Stated goal
Skip the images and copy each record exactly as written.

[Saved entries]
####################

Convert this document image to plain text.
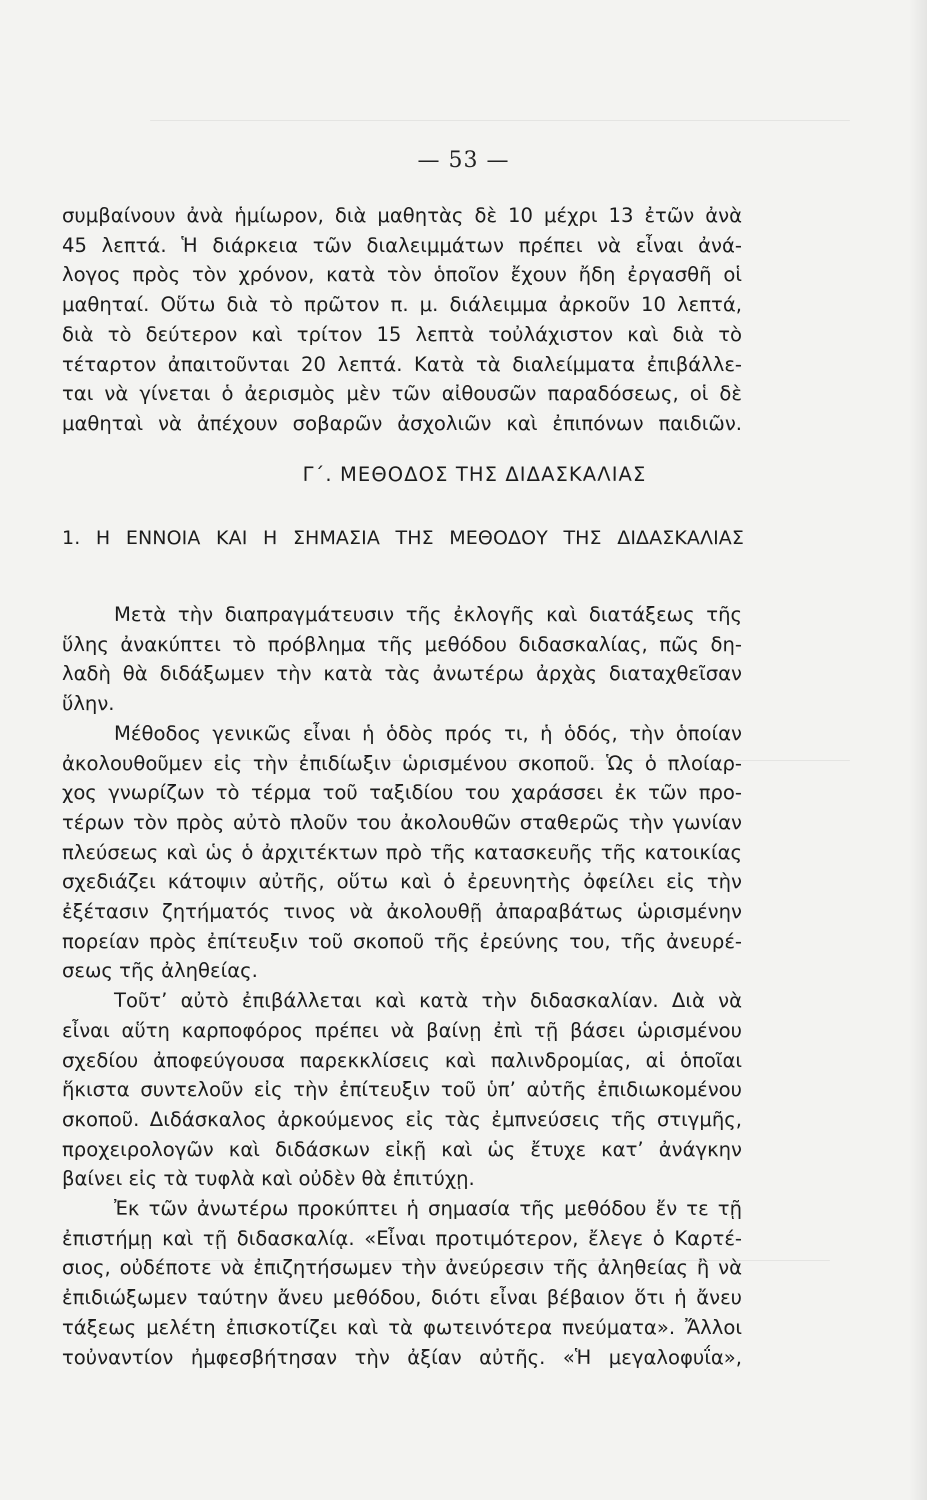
— 53 —
συμβαίνουν ἀνὰ ἡμίωρον, διὰ μαθητὰς δὲ 10 μέχρι 13 ἐτῶν ἀνὰ
45 λεπτά. Ἡ διάρκεια τῶν διαλειμμάτων πρέπει νὰ εἶναι ἀνά-
λογος πρὸς τὸν χρόνον, κατὰ τὸν ὁποῖον ἔχουν ἤδη ἐργασθῆ οἱ
μαθηταί. Οὕτω διὰ τὸ πρῶτον π. μ. διάλειμμα ἀρκοῦν 10 λεπτά,
διὰ τὸ δεύτερον καὶ τρίτον 15 λεπτὰ τοὐλάχιστον καὶ διὰ τὸ
τέταρτον ἀπαιτοῦνται 20 λεπτά. Κατὰ τὰ διαλείμματα ἐπιβάλλε-
ται νὰ γίνεται ὁ ἀερισμὸς μὲν τῶν αἰθουσῶν παραδόσεως, οἱ δὲ
μαθηταὶ νὰ ἀπέχουν σοβαρῶν ἀσχολιῶν καὶ ἐπιπόνων παιδιῶν.
Γ΄. ΜΕΘΟΔΟΣ ΤΗΣ ΔΙΔΑΣΚΑΛΙΑΣ
1. Η ΕΝΝΟΙΑ ΚΑΙ Η ΣΗΜΑΣΙΑ ΤΗΣ ΜΕΘΟΔΟΥ ΤΗΣ ΔΙΔΑΣΚΑΛΙΑΣ
Μετὰ τὴν διαπραγμάτευσιν τῆς ἐκλογῆς καὶ διατάξεως τῆς
ὕλης ἀνακύπτει τὸ πρόβλημα τῆς μεθόδου διδασκαλίας, πῶς δη-
λαδὴ θὰ διδάξωμεν τὴν κατὰ τὰς ἀνωτέρω ἀρχὰς διαταχθεῖσαν
ὕλην.
Μέθοδος γενικῶς εἶναι ἡ ὁδὸς πρός τι, ἡ ὁδός, τὴν ὁποίαν
ἀκολουθοῦμεν εἰς τὴν ἐπιδίωξιν ὡρισμένου σκοποῦ. Ὡς ὁ πλοίαρ-
χος γνωρίζων τὸ τέρμα τοῦ ταξιδίου του χαράσσει ἐκ τῶν προ-
τέρων τὸν πρὸς αὐτὸ πλοῦν του ἀκολουθῶν σταθερῶς τὴν γωνίαν
πλεύσεως καὶ ὡς ὁ ἀρχιτέκτων πρὸ τῆς κατασκευῆς τῆς κατοικίας
σχεδιάζει κάτοψιν αὐτῆς, οὕτω καὶ ὁ ἐρευνητὴς ὀφείλει εἰς τὴν
ἐξέτασιν ζητήματός τινος νὰ ἀκολουθῇ ἀπαραβάτως ὡρισμένην
πορείαν πρὸς ἐπίτευξιν τοῦ σκοποῦ τῆς ἐρεύνης του, τῆς ἀνευρέ-
σεως τῆς ἀληθείας.
Τοῦτ’ αὐτὸ ἐπιβάλλεται καὶ κατὰ τὴν διδασκαλίαν. Διὰ νὰ
εἶναι αὕτη καρποφόρος πρέπει νὰ βαίνῃ ἐπὶ τῇ βάσει ὡρισμένου
σχεδίου ἀποφεύγουσα παρεκκλίσεις καὶ παλινδρομίας, αἱ ὁποῖαι
ἥκιστα συντελοῦν εἰς τὴν ἐπίτευξιν τοῦ ὑπ’ αὐτῆς ἐπιδιωκομένου
σκοποῦ. Διδάσκαλος ἀρκούμενος εἰς τὰς ἐμπνεύσεις τῆς στιγμῆς,
προχειρολογῶν καὶ διδάσκων εἰκῇ καὶ ὡς ἔτυχε κατ’ ἀνάγκην
βαίνει εἰς τὰ τυφλὰ καὶ οὐδὲν θὰ ἐπιτύχῃ.
Ἐκ τῶν ἀνωτέρω προκύπτει ἡ σημασία τῆς μεθόδου ἔν τε τῇ
ἐπιστήμῃ καὶ τῇ διδασκαλίᾳ. «Εἶναι προτιμότερον, ἔλεγε ὁ Καρτέ-
σιος, οὐδέποτε νὰ ἐπιζητήσωμεν τὴν ἀνεύρεσιν τῆς ἀληθείας ἢ νὰ
ἐπιδιώξωμεν ταύτην ἄνευ μεθόδου, διότι εἶναι βέβαιον ὅτι ἡ ἄνευ
τάξεως μελέτη ἐπισκοτίζει καὶ τὰ φωτεινότερα πνεύματα». Ἄλλοι
τοὐναντίον ἠμφεσβήτησαν τὴν ἀξίαν αὐτῆς. «Ἡ μεγαλοφυΐα»,
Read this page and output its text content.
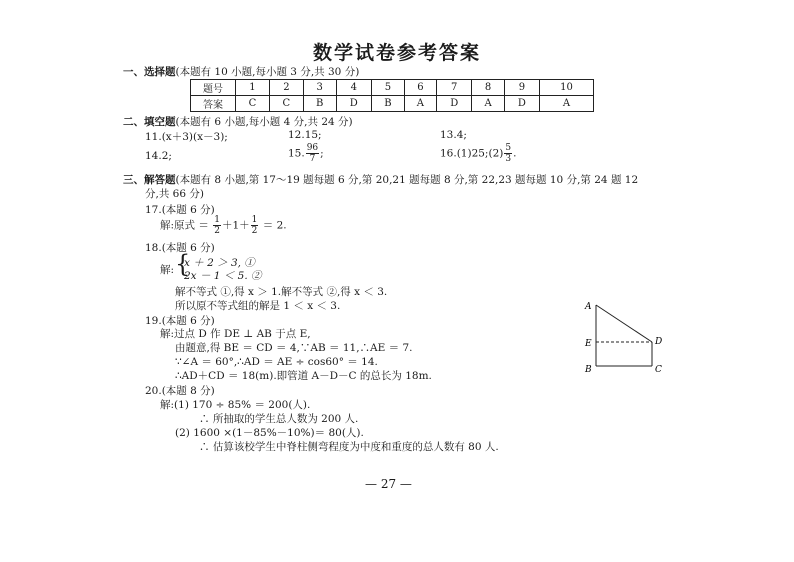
数学试卷参考答案
一、选择题(本题有 10 小题,每小题 3 分,共 30 分)
题号	1	2	3	4	5	6	7	8	9	10
答案	C	C	B	D	B	A	D	A	D	A
二、填空题(本题有 6 小题,每小题 4 分,共 24 分)
11.(x＋3)(x－3);	12.15;	13.4;
14.2;	15. $\frac{96}{7}$ ;	16.(1)25;(2) $\frac{5}{3}$ .
三、解答题(本题有 8 小题,第 17～19 题每题 6 分,第 20,21 题每题 8 分,第 22,23 题每题 10 分,第 24 题 12
分,共 66 分)
17.(本题 6 分)
解:原式 ＝ $\frac{1}{2} +1+ \frac{1}{2} = 2$.
18.(本题 6 分)
解: {
x ＋ 2 ＞ 3, ①
2x － 1 ＜ 5. ②
解不等式 ①,得 x ＞ 1.解不等式 ②,得 x ＜ 3.
所以原不等式组的解是 1 ＜ x ＜ 3.
19.(本题 6 分)
解:过点 D 作 DE ⊥ AB 于点 E,
由题意,得 BE ＝ CD ＝ 4,∵AB ＝ 11,∴AE ＝ 7.
∵∠A ＝ 60°,∴AD ＝ AE ÷ cos60° ＝ 14.
∴AD＋CD ＝ 18(m).即管道 A－D－C 的总长为 18m.
20.(本题 8 分)
解:(1) 170 ÷ 85% ＝ 200(人).
∴ 所抽取的学生总人数为 200 人.
(2) 1600 ×(1－85%－10%)＝ 80(人).
∴ 估算该校学生中脊柱侧弯程度为中度和重度的总人数有 80 人.
A
E
B
D
C
— 27 —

####################

Finished task
Convert this document image to plain text.
— 53 —
συμβαίνουν ἀνὰ ἡμίωρον, διὰ μαθητὰς δὲ 10 μέχρι 13 ἐτῶν ἀνὰ
45 λεπτά. Ἡ διάρκεια τῶν διαλειμμάτων πρέπει νὰ εἶναι ἀνά-
λογος πρὸς τὸν χρόνον, κατὰ τὸν ὁποῖον ἔχουν ἤδη ἐργασθῆ οἱ
μαθηταί. Οὕτω διὰ τὸ πρῶτον π. μ. διάλειμμα ἀρκοῦν 10 λεπτά,
διὰ τὸ δεύτερον καὶ τρίτον 15 λεπτὰ τοὐλάχιστον καὶ διὰ τὸ
τέταρτον ἀπαιτοῦνται 20 λεπτά. Κατὰ τὰ διαλείμματα ἐπιβάλλε-
ται νὰ γίνεται ὁ ἀερισμὸς μὲν τῶν αἰθουσῶν παραδόσεως, οἱ δὲ
μαθηταὶ νὰ ἀπέχουν σοβαρῶν ἀσχολιῶν καὶ ἐπιπόνων παιδιῶν.
Γ΄. ΜΕΘΟΔΟΣ ΤΗΣ ΔΙΔΑΣΚΑΛΙΑΣ
1. Η ΕΝΝΟΙΑ ΚΑΙ Η ΣΗΜΑΣΙΑ ΤΗΣ ΜΕΘΟΔΟΥ ΤΗΣ ΔΙΔΑΣΚΑΛΙΑΣ
Μετὰ τὴν διαπραγμάτευσιν τῆς ἐκλογῆς καὶ διατάξεως τῆς
ὕλης ἀνακύπτει τὸ πρόβλημα τῆς μεθόδου διδασκαλίας, πῶς δη-
λαδὴ θὰ διδάξωμεν τὴν κατὰ τὰς ἀνωτέρω ἀρχὰς διαταχθεῖσαν
ὕλην.
Μέθοδος γενικῶς εἶναι ἡ ὁδὸς πρός τι, ἡ ὁδός, τὴν ὁποίαν
ἀκολουθοῦμεν εἰς τὴν ἐπιδίωξιν ὡρισμένου σκοποῦ. Ὡς ὁ πλοίαρ-
χος γνωρίζων τὸ τέρμα τοῦ ταξιδίου του χαράσσει ἐκ τῶν προ-
τέρων τὸν πρὸς αὐτὸ πλοῦν του ἀκολουθῶν σταθερῶς τὴν γωνίαν
πλεύσεως καὶ ὡς ὁ ἀρχιτέκτων πρὸ τῆς κατασκευῆς τῆς κατοικίας
σχεδιάζει κάτοψιν αὐτῆς, οὕτω καὶ ὁ ἐρευνητὴς ὀφείλει εἰς τὴν
ἐξέτασιν ζητήματός τινος νὰ ἀκολουθῇ ἀπαραβάτως ὡρισμένην
πορείαν πρὸς ἐπίτευξιν τοῦ σκοποῦ τῆς ἐρεύνης του, τῆς ἀνευρέ-
σεως τῆς ἀληθείας.
Τοῦτ’ αὐτὸ ἐπιβάλλεται καὶ κατὰ τὴν διδασκαλίαν. Διὰ νὰ
εἶναι αὕτη καρποφόρος πρέπει νὰ βαίνῃ ἐπὶ τῇ βάσει ὡρισμένου
σχεδίου ἀποφεύγουσα παρεκκλίσεις καὶ παλινδρομίας, αἱ ὁποῖαι
ἥκιστα συντελοῦν εἰς τὴν ἐπίτευξιν τοῦ ὑπ’ αὐτῆς ἐπιδιωκομένου
σκοποῦ. Διδάσκαλος ἀρκούμενος εἰς τὰς ἐμπνεύσεις τῆς στιγμῆς,
προχειρολογῶν καὶ διδάσκων εἰκῇ καὶ ὡς ἔτυχε κατ’ ἀνάγκην
βαίνει εἰς τὰ τυφλὰ καὶ οὐδὲν θὰ ἐπιτύχῃ.
Ἐκ τῶν ἀνωτέρω προκύπτει ἡ σημασία τῆς μεθόδου ἔν τε τῇ
ἐπιστήμῃ καὶ τῇ διδασκαλίᾳ. «Εἶναι προτιμότερον, ἔλεγε ὁ Καρτέ-
σιος, οὐδέποτε νὰ ἐπιζητήσωμεν τὴν ἀνεύρεσιν τῆς ἀληθείας ἢ νὰ
ἐπιδιώξωμεν ταύτην ἄνευ μεθόδου, διότι εἶναι βέβαιον ὅτι ἡ ἄνευ
τάξεως μελέτη ἐπισκοτίζει καὶ τὰ φωτεινότερα πνεύματα». Ἄλλοι
τοὐναντίον ἠμφεσβήτησαν τὴν ἀξίαν αὐτῆς. «Ἡ μεγαλοφυΐα»,
Read this page and output its text content.
数学试卷参考答案
一、选择题(本题有 10 小题,每小题 3 分,共 30 分)
题号	1	2	3	4	5	6	7	8	9	10
答案	C	C	B	D	B	A	D	A	D	A
二、填空题(本题有 6 小题,每小题 4 分,共 24 分)
11.(x＋3)(x－3);	12.15;	13.4;
14.2;	15. $\frac{96}{7}$ ;	16.(1)25;(2) $\frac{5}{3}$ .
三、解答题(本题有 8 小题,第 17～19 题每题 6 分,第 20,21 题每题 8 分,第 22,23 题每题 10 分,第 24 题 12
分,共 66 分)
17.(本题 6 分)
解:原式 ＝ $\frac{1}{2} +1+ \frac{1}{2} = 2$.
18.(本题 6 分)
解: {
x ＋ 2 ＞ 3, ①
2x － 1 ＜ 5. ②
解不等式 ①,得 x ＞ 1.解不等式 ②,得 x ＜ 3.
所以原不等式组的解是 1 ＜ x ＜ 3.
19.(本题 6 分)
解:过点 D 作 DE ⊥ AB 于点 E,
由题意,得 BE ＝ CD ＝ 4,∵AB ＝ 11,∴AE ＝ 7.
∵∠A ＝ 60°,∴AD ＝ AE ÷ cos60° ＝ 14.
∴AD＋CD ＝ 18(m).即管道 A－D－C 的总长为 18m.
20.(本题 8 分)
解:(1) 170 ÷ 85% ＝ 200(人).
∴ 所抽取的学生总人数为 200 人.
(2) 1600 ×(1－85%－10%)＝ 80(人).
∴ 估算该校学生中脊柱侧弯程度为中度和重度的总人数有 80 人.
A
E
B
D
C
— 27 —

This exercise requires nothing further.